>>

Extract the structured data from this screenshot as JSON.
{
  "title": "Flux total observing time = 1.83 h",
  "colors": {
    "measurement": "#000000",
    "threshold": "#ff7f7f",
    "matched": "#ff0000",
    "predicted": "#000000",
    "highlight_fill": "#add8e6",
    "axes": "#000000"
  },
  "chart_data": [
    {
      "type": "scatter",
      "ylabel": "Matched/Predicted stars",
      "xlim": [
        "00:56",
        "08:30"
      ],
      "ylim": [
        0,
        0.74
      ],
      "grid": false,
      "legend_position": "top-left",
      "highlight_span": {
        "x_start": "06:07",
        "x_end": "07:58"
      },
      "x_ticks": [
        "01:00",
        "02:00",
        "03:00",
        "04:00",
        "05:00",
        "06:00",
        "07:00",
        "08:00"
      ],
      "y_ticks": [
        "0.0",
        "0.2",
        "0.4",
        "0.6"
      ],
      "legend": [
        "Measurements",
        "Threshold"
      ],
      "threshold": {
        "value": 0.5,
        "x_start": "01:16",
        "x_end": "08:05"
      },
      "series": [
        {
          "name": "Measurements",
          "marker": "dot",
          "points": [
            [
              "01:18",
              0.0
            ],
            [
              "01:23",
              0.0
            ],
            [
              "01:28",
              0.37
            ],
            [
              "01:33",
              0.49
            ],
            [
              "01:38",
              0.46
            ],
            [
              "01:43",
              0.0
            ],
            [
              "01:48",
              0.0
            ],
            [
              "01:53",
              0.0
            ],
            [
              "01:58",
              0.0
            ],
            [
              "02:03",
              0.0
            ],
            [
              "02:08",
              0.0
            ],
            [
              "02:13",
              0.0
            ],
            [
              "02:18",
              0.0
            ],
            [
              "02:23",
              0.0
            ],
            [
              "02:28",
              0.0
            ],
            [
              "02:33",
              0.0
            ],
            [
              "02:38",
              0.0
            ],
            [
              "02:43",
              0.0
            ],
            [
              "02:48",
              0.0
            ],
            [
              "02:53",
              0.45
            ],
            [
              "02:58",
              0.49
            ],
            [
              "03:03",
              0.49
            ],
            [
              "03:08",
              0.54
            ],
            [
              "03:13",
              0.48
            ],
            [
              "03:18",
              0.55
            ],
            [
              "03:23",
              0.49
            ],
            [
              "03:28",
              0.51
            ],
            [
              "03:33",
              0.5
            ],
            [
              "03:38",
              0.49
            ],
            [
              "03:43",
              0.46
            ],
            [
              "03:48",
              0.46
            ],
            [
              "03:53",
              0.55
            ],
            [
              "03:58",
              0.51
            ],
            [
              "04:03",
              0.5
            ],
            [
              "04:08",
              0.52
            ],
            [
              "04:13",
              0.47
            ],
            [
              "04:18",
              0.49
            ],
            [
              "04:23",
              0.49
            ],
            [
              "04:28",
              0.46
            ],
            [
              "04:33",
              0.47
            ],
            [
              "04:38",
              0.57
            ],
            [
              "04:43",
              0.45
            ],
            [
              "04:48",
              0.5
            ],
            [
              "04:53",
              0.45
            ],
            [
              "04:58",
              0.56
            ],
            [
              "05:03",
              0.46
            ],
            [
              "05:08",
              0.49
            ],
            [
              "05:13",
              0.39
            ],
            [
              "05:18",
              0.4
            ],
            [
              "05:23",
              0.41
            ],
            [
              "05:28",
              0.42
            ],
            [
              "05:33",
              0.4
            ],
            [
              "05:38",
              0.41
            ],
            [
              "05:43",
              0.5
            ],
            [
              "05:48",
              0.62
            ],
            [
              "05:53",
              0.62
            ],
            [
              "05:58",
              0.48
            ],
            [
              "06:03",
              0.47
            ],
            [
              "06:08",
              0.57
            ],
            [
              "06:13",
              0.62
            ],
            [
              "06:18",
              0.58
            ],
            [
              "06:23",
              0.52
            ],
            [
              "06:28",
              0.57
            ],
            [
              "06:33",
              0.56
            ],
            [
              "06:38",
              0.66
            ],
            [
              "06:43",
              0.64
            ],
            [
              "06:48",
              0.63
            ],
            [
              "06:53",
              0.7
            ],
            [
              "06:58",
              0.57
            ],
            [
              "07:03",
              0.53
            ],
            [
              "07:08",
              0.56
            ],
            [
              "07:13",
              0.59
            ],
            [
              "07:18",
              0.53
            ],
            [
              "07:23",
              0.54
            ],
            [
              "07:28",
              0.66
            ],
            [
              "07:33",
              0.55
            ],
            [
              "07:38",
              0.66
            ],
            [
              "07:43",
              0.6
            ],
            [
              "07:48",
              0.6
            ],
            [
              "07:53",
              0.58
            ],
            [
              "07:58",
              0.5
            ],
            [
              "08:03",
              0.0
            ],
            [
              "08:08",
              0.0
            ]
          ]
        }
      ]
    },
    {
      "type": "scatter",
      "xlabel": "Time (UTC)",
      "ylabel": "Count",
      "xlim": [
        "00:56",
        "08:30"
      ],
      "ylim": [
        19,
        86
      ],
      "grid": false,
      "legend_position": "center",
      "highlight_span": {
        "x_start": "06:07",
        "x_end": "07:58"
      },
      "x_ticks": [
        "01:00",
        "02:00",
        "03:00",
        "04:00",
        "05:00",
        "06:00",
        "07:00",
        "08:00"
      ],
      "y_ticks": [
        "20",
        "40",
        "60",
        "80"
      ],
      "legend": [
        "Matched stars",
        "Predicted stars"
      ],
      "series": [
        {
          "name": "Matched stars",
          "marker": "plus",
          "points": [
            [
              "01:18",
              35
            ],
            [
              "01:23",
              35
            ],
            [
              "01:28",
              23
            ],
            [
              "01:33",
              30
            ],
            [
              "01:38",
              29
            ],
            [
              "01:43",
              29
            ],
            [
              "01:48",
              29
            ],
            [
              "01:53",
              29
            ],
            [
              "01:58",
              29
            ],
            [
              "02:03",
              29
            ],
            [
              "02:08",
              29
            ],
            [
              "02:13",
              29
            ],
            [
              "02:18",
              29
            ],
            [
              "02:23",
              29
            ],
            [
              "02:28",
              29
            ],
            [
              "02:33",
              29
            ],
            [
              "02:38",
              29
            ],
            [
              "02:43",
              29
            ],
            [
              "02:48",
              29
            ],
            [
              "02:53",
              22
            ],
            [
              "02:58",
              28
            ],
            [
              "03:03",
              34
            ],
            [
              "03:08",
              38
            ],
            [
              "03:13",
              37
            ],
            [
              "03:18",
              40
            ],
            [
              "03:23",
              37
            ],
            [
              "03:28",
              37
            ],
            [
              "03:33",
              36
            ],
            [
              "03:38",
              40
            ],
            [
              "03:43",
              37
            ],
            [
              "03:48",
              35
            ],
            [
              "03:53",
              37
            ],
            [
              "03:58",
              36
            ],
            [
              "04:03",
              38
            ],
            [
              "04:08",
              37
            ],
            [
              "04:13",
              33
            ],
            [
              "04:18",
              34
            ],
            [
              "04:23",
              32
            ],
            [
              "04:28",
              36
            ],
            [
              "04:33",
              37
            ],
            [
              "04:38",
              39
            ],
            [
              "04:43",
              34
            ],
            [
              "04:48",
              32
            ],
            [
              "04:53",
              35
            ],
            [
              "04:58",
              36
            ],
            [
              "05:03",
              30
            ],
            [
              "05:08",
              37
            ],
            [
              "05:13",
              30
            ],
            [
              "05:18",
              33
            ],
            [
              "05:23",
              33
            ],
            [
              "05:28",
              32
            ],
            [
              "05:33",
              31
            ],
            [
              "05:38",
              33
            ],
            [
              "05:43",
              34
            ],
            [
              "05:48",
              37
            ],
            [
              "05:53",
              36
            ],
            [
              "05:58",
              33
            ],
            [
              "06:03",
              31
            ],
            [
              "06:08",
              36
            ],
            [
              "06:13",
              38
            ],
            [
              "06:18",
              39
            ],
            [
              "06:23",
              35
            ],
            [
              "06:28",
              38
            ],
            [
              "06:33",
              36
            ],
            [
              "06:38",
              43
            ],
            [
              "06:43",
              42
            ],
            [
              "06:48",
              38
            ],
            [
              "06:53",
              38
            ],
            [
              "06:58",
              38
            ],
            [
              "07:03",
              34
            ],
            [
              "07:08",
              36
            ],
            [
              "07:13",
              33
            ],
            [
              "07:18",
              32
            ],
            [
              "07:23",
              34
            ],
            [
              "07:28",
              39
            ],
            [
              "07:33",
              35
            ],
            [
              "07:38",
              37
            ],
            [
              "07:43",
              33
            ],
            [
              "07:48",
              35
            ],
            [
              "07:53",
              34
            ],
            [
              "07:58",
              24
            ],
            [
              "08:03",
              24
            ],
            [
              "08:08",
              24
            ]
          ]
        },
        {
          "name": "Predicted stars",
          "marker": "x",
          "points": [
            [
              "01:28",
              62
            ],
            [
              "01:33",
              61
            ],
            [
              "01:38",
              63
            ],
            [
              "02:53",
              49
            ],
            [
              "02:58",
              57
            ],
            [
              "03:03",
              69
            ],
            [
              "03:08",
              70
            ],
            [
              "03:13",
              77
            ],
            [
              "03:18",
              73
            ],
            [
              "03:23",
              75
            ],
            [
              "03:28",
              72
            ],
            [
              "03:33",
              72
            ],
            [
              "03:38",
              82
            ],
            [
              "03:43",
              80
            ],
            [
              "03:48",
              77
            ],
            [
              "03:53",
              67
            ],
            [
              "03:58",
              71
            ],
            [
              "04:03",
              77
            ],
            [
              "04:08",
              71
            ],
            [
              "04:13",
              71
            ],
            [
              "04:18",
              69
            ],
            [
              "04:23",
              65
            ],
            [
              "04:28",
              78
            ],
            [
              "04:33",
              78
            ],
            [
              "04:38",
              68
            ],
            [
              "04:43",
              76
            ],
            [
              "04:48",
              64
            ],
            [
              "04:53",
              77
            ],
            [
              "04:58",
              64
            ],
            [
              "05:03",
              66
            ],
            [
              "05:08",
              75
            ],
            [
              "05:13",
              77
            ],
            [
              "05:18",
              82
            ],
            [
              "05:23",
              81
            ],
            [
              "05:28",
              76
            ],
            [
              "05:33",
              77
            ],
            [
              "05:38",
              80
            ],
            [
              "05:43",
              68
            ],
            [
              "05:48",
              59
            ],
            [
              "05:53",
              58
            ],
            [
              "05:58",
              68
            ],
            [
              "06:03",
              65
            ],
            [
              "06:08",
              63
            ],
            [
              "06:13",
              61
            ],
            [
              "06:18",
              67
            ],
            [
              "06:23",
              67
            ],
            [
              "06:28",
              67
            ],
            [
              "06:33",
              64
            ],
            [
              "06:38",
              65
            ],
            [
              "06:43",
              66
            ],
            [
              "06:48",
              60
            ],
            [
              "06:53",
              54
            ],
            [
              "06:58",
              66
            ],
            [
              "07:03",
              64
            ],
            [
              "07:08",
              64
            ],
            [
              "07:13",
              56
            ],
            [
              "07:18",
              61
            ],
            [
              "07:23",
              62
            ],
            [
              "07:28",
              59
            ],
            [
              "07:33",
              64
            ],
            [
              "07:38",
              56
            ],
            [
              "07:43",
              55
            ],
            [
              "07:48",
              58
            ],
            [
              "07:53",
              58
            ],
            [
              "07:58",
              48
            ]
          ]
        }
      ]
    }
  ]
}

<<

(Exercise details) Sift through the entries and copy every line with "ylabel".

(Output of the task)
      "ylabel": "Matched/Predicted stars",
      "ylabel": "Count",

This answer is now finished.